Return all lines with the word "color" in them.

>> start RECORDS TO USE

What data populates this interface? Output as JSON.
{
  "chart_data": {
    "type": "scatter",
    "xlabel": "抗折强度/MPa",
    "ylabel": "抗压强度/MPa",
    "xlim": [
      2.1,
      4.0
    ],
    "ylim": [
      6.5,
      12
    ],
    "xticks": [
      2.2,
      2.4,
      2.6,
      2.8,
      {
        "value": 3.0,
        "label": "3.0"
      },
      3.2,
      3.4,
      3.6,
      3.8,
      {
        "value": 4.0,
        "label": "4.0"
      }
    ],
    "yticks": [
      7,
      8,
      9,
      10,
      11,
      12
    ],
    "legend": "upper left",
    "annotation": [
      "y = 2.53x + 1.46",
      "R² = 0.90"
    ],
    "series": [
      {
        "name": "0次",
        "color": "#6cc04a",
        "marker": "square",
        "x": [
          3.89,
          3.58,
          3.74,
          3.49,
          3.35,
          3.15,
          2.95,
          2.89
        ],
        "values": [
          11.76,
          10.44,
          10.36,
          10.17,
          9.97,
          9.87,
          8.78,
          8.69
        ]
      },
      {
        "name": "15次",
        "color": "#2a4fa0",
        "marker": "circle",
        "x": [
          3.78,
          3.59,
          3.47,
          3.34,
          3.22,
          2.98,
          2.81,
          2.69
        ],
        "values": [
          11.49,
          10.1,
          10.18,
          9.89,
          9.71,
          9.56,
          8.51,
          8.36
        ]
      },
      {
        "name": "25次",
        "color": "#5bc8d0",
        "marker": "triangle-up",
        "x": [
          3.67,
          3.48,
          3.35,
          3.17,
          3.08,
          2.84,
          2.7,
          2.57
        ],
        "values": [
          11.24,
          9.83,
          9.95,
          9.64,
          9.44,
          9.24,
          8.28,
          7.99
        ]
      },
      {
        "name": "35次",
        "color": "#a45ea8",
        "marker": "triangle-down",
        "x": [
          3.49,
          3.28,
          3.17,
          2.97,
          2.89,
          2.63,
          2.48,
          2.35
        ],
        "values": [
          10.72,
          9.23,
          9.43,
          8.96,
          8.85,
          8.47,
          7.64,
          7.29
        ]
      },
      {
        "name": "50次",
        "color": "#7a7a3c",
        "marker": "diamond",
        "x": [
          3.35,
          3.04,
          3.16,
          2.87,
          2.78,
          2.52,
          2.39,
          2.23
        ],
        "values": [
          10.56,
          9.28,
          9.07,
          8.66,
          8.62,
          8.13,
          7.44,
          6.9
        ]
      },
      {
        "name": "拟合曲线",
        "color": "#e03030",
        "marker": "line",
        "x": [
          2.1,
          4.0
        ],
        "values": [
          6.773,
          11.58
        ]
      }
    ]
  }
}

>> end RECORDS TO USE

**RESULT OF THIS EXERCISE**
        "color": "#6cc04a",
        "color": "#2a4fa0",
        "color": "#5bc8d0",
        "color": "#a45ea8",
        "color": "#7a7a3c",
        "color": "#e03030",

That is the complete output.